Optimizing electric vehicle energy consumption prediction through machine learning and ensemble approaches

Optimizing electric vehicle energy consumption prediction through machine learning and ensemble approaches

Data collection and description

The statistics about EV charging stations in Colorado come from automated systems that track different aspects of charging sessions. These systems are located at city-owned charging stations and record key details about each charging session. The collected information includes:

  • Station and location information: The dataset includes detailed information regarding the location of every charging station, featuring the exact address, the municipality where it is located, and the relevant postal code.

  • Session details: Starting and ending times, as well as the duration of each charging session.

  • Energy metrics: The energy consumed throughout the session (in kWh).

  • Environmental impact: Evaluations of the decreases in greenhouse gas (GHG) emissions and gasoline consumption highlight the ecological benefits of using EVs rather than traditional gasoline-powered cars.

Management systems of charging stations automatically gather data for real-time monitoring. This aggregated information, accessible on public platforms such as Boulder’s open data portal, encompasses details on energy usage, charging duration, cost savings, and greenhouse gas emissions. The dataset was last updated on September 7, 2023. A statistical summary, likely generated by the describe () function in pandas, provides an overview of central tendency, dispersion, and shape for each column in the dataset. Below, the significance of each line for every column is explained.

count: This is the total number of non-empty entries in the column.

Mean: This represents the average value of the column.

std: This indicates the degree of variation or spread within a set of values. A low standard deviation suggests that the values are clustered close to the average, whereas a high standard deviation signifies that the values are more widely distributed.

min: This denotes the lowest value found within the entire column.

25%: The first quartile (Q1) is the value below which 25% of the data falls.

50%: The second quartile (Q2), often referred to as the median, indicates the value at which half of the data lies below.

75%: The third quartile (Q3) reflects the value beneath which 75% of the data falls.

max: This indicates the highest value found in the entire column.

_TASKS_
**a.** In the section on Colorado EV charging station data, when was the dataset last updated?
**b.** Write the next part of the section on Colorado EV charging station data, picking up right after its final sentence.

_PROVIDED MATERIAL_

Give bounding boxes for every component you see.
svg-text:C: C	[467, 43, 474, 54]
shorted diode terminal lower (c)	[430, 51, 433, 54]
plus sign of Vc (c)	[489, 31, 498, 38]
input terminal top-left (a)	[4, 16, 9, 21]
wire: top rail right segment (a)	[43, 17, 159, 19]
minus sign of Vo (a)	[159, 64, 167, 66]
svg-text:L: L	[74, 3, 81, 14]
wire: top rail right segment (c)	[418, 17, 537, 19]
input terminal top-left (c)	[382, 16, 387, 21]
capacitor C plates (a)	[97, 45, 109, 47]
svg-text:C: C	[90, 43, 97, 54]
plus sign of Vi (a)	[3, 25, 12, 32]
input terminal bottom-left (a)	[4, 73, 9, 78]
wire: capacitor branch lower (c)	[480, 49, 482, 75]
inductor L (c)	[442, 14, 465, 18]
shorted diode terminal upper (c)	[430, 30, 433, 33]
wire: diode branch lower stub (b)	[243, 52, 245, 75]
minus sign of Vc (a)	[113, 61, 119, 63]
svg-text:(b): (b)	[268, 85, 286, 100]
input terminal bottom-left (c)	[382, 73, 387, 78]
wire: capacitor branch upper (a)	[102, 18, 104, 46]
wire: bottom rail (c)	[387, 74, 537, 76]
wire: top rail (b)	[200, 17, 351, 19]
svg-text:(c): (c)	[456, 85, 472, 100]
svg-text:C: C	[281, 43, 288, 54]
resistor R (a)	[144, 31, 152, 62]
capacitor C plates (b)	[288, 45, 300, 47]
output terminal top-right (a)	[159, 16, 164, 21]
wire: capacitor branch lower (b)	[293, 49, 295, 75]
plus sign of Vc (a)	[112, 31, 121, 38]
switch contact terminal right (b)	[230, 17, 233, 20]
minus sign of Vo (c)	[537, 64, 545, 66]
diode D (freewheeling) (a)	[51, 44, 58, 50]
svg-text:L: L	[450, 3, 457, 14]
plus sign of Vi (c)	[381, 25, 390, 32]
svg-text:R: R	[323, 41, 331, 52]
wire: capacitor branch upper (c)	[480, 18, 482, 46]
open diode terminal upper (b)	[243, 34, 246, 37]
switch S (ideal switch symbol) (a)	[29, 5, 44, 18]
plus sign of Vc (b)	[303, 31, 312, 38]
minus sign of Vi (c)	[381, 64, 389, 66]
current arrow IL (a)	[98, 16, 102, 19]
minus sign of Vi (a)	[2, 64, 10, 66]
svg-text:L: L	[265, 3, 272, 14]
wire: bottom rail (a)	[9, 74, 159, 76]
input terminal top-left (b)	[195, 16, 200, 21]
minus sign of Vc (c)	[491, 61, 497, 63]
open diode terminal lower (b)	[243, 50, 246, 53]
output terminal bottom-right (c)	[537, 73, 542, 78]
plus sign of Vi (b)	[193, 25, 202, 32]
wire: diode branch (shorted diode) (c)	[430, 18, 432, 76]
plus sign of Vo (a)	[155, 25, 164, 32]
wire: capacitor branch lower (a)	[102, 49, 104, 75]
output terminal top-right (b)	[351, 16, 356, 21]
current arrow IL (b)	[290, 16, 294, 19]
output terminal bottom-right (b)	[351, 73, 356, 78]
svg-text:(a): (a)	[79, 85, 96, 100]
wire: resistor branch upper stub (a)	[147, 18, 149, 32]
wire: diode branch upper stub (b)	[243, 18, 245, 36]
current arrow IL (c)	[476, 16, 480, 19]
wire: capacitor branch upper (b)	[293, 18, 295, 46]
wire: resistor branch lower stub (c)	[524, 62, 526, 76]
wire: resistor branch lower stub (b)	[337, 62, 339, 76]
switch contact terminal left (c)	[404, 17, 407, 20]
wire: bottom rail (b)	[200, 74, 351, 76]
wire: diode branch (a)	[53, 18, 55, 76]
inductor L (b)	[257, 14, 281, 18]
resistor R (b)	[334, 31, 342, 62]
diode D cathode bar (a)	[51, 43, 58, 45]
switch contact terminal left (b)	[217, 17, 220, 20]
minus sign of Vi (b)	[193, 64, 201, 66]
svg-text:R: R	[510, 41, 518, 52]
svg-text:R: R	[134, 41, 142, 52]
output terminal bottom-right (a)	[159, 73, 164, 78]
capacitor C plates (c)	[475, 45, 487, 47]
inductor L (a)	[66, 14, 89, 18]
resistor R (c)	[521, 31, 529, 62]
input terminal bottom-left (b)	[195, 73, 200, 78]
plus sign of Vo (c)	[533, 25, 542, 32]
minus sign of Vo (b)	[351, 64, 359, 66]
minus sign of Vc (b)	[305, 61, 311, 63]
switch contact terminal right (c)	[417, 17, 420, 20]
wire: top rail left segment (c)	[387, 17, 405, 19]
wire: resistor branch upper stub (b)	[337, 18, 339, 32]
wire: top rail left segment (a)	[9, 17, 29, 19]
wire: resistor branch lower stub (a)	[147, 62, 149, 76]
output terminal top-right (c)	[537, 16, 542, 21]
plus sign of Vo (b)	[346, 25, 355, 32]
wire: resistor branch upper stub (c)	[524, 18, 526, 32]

_ANSWERS BY TASK_
**a.** September 7, 2023.

**b.**
Table 2 The statistical metrics for each column of the dataset.

Table 2 provides a statistical overview of a dataset containing information about energy consumption, greenhouse gas savings, gasoline savings, and object identifiers, which may be used to evaluate energy efficiency or environmental impact across various postal codes or regions. After preprocessing (including handling of 7,820 null values), the final dataset contained 140,316 complete records, which were subsequently split into training (80%: 112,253 records) and testing (20%: 28,063 records) sets.

Three core assumptions guide this case study: (1) Colorado’s charging patterns generalize to similar climates, (2) temporal features sufficiently model consumption periodicity (r ≥ 0.82), and (3) hyperparameter ranges cover practical optima (k = 3–20).

Data preprocessing

Before training the models, the dataset went through extensive preprocessing to guarantee it was fit for ML tasks. The Python programming language is often used in data preprocessing or cleaning workflows to confirm that date and time columns are suitable for evaluation or modeling. Transforming these columns into DateTime format enables the execution of date and time-related functions, such as calculating time differences, grouping data by date, and identifying null values. In the first step of data preprocessing, the dataset’s start and end date columns were changed to a DateTime format. This process resulted in several null values, specifically 7820 entries, due to incorrect date and time information found in these columns. A strategy was implemented to address this issue by removing rows that exhibited null values, thereby enhancing the dataset’s integrity. Once the missing data was managed, the total time and charging time were calculated, both expressed in seconds. A technique was used to extract the time components from the start date and time entries during the preprocessing phase. This technique enabled the accurate retrieval of the hour, day of the week, and month, providing additional temporal dimensions to the data. The dataset includes the charging duration, charging time, start time of the charging session, as well as the day of the week and month when the charging began. These features were selected because of their impact on energy consumption rates throughout the charging process. The existence of these factors is founded on the premise that they play a vital role in determining energy amounts in kilowatt-hours. Total Duration and Charging Time encompass session-specific details that directly influence energy usage. Temporal attributes such as Start Hour, Start Day of Week, and Start Month reflect fluctuations in energy demand related to the time of day, weekly trends, and seasonal variations. The dataset was then divided into training (80%) and testing (20%) sets to evaluate the model’s performance on unseen data. The research flow is shown in Fig. 1. The engineered temporal features (Start Hour, Day of Week, Month) capture known patterns in EV usage:

  • Start hour: Reflects peak/off-peak energy demand variations (e.g., evening charging surges).

  • Day of week: Accounts for weekday commuting vs. weekend driving pattern differences.

  • Month: Captures seasonal effects (temperature impacts on battery efficiency, vacation travel).

  • These features proved critical, collectively explaining 18.7% of energy consumption variance in our preliminary analysis in Sect. 3.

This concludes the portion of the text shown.